───── Extracted data

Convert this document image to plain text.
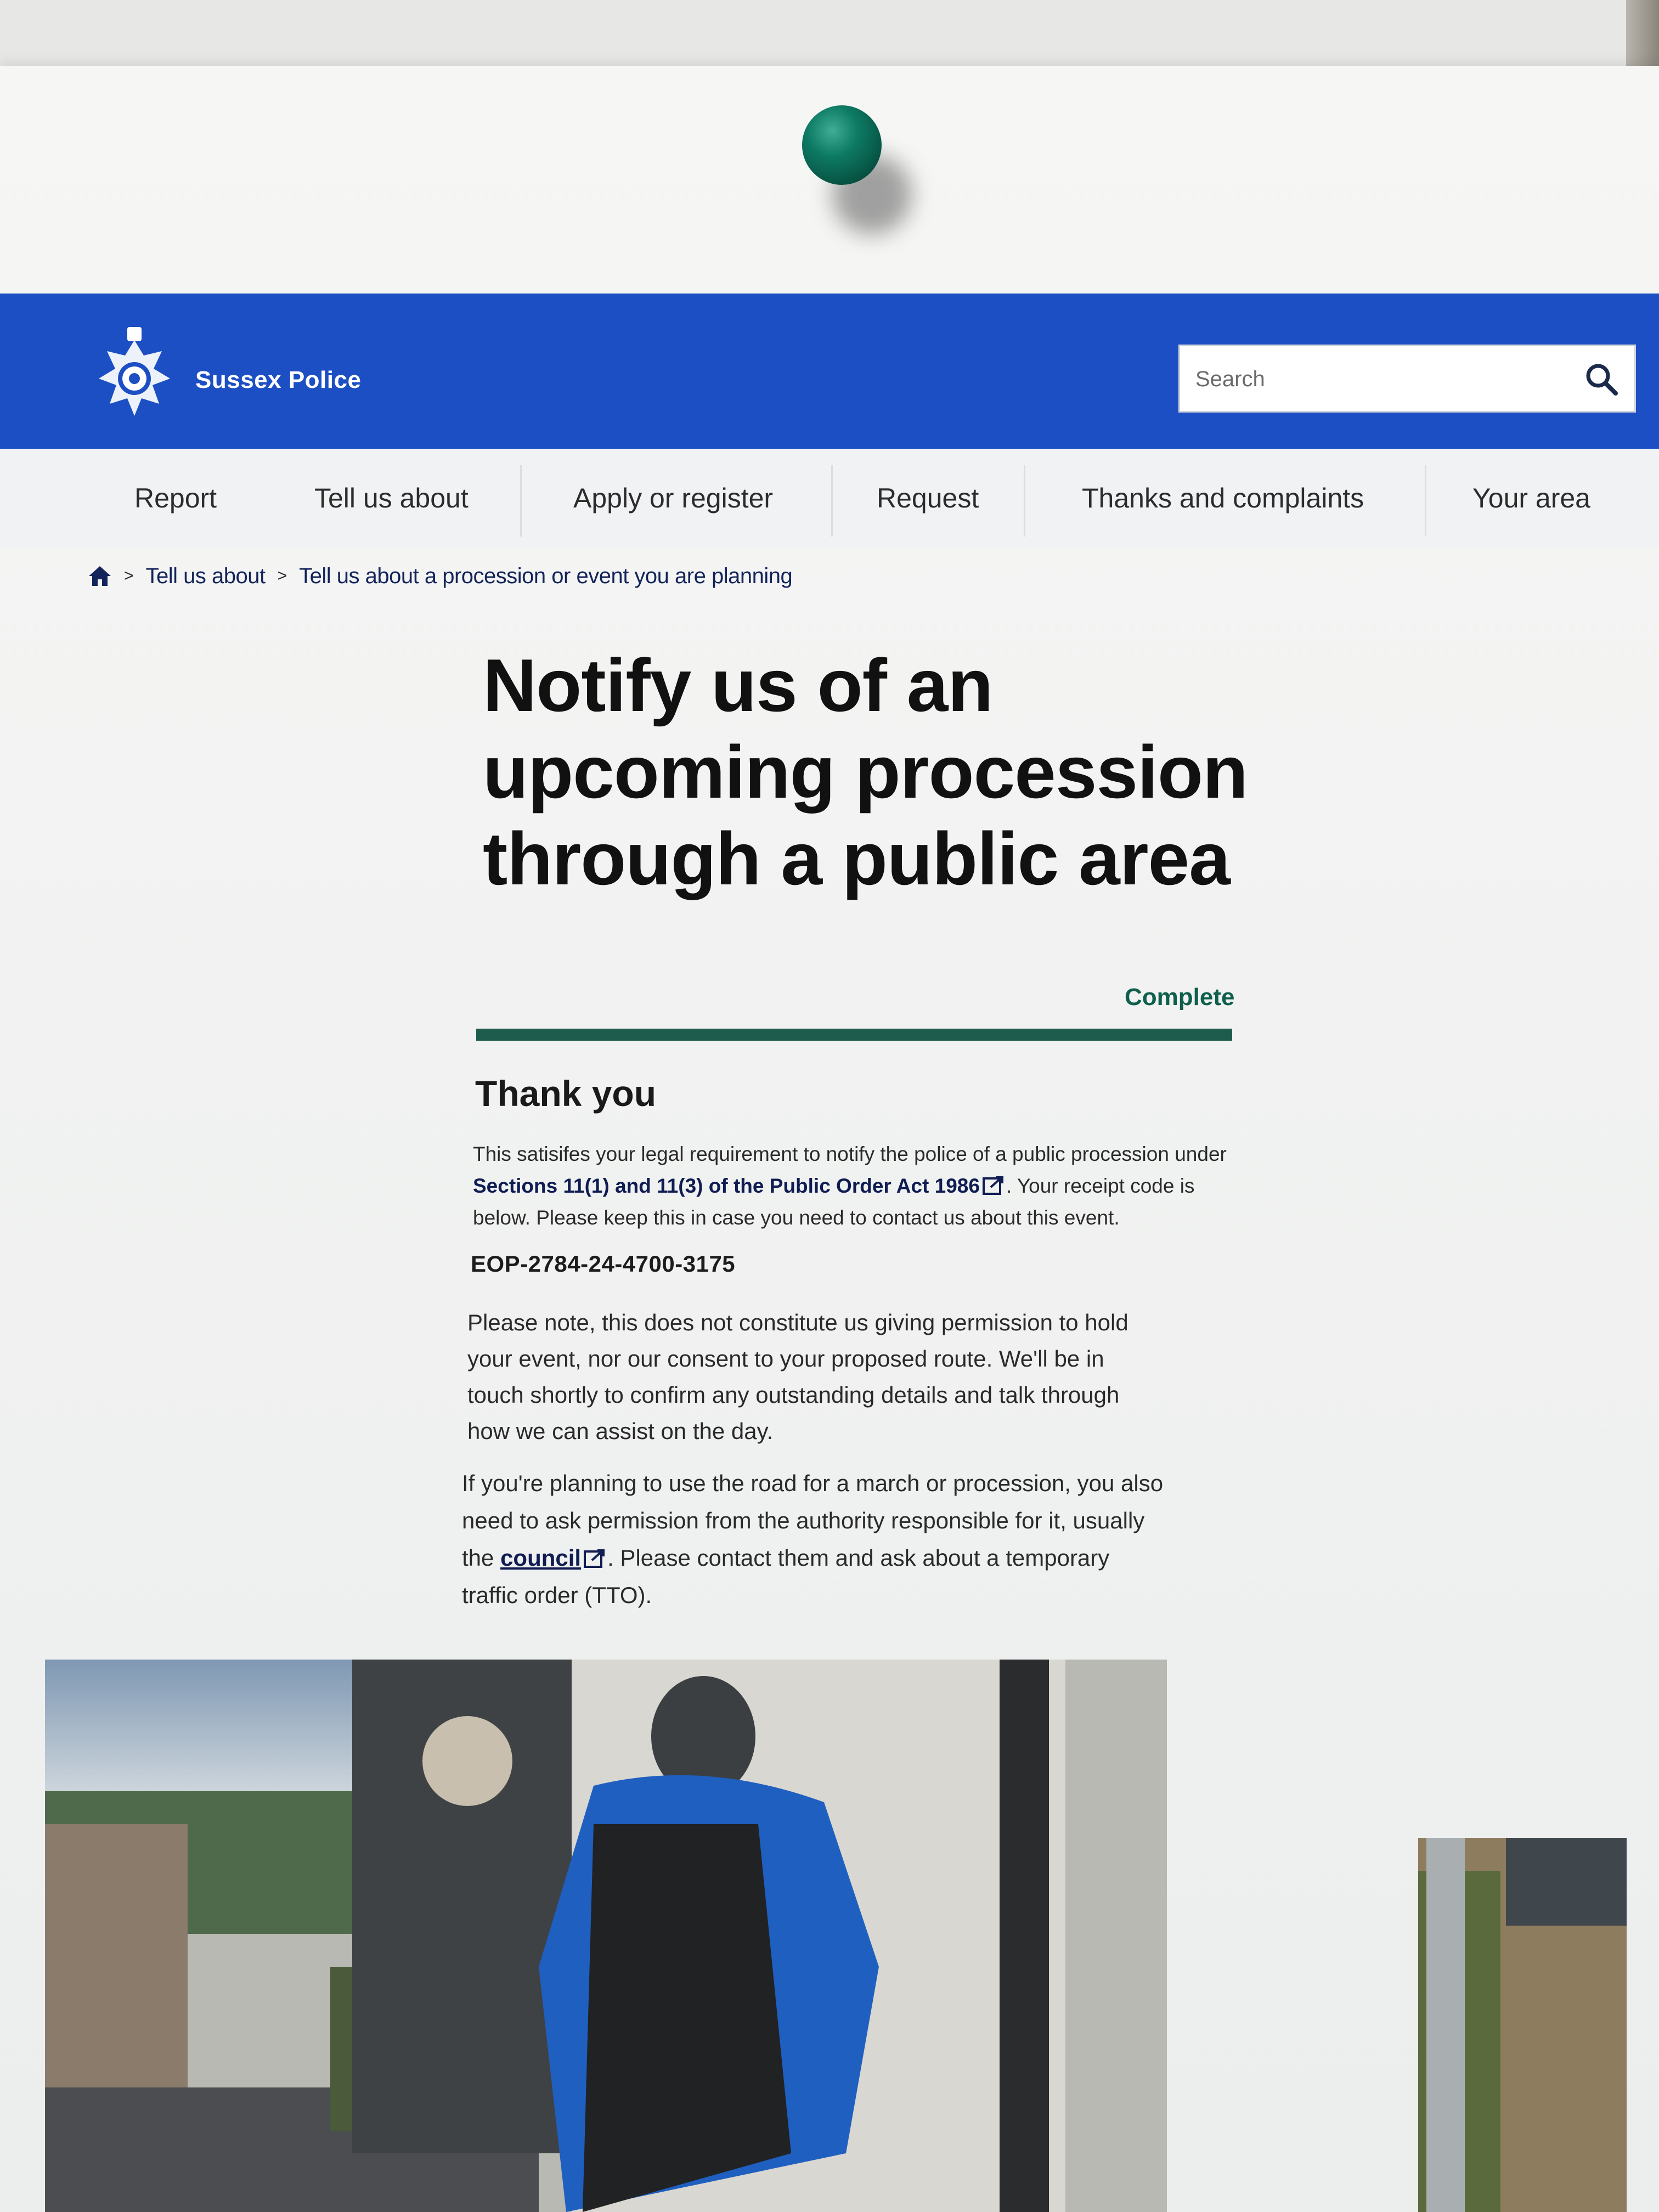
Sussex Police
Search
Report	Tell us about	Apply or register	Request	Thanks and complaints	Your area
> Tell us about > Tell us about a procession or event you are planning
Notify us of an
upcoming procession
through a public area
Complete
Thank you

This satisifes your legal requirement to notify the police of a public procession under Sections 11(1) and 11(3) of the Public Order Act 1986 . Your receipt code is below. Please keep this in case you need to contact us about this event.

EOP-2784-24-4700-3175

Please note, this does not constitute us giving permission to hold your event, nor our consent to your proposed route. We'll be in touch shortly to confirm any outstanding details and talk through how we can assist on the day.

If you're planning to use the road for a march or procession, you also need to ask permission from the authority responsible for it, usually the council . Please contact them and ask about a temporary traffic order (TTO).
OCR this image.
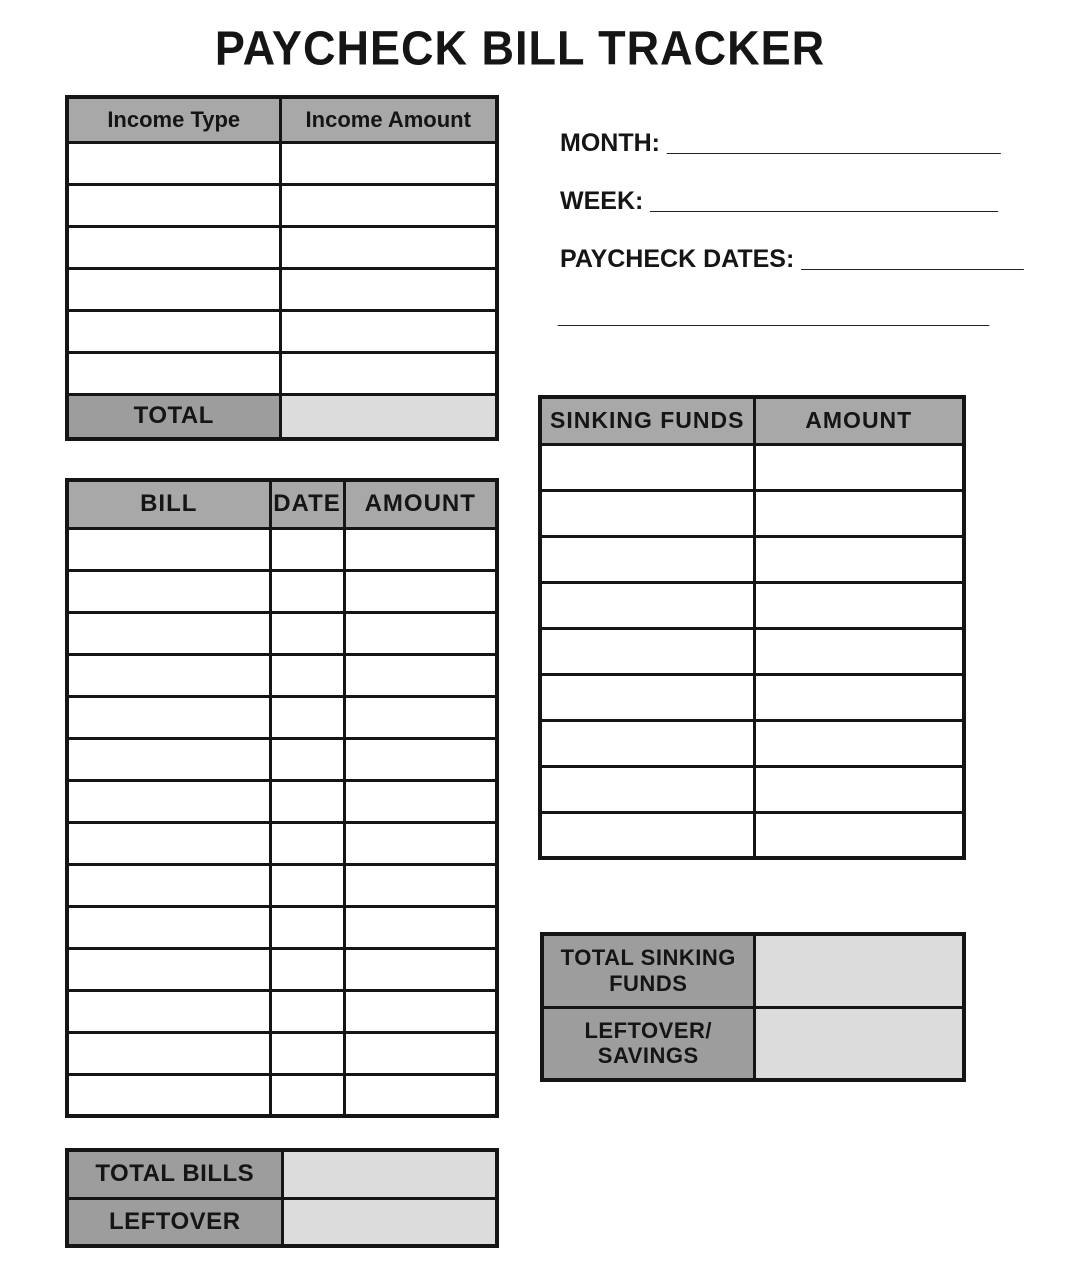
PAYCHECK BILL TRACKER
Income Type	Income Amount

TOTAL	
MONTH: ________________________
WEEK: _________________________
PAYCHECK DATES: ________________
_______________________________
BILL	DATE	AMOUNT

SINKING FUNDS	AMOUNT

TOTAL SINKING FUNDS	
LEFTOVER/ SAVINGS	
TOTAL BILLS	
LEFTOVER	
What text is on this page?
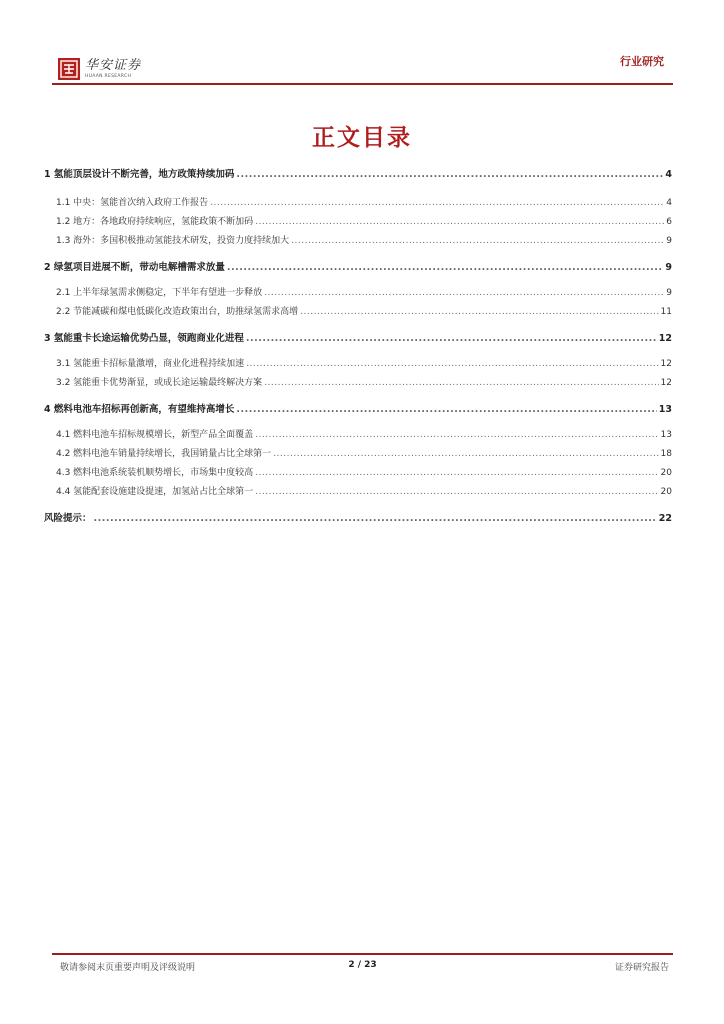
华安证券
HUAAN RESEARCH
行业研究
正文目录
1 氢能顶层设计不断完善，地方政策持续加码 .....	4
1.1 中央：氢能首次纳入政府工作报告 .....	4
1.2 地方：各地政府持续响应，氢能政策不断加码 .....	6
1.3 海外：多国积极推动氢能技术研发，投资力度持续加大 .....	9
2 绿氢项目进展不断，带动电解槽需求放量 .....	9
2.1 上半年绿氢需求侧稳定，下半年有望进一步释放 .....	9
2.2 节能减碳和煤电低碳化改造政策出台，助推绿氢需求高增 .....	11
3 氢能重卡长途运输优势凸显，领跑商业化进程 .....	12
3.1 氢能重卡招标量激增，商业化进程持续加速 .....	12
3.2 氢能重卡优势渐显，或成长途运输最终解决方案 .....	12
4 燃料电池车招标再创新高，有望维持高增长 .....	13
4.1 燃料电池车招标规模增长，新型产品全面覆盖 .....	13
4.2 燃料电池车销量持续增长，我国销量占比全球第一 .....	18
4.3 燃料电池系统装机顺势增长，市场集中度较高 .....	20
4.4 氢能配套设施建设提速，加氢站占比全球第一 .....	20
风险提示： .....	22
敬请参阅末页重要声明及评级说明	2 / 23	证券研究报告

──────────

Exercise aim
Copy out every line in the entries above that holds "text".

Full response
Convert this document image to plain text.
What text is on this page?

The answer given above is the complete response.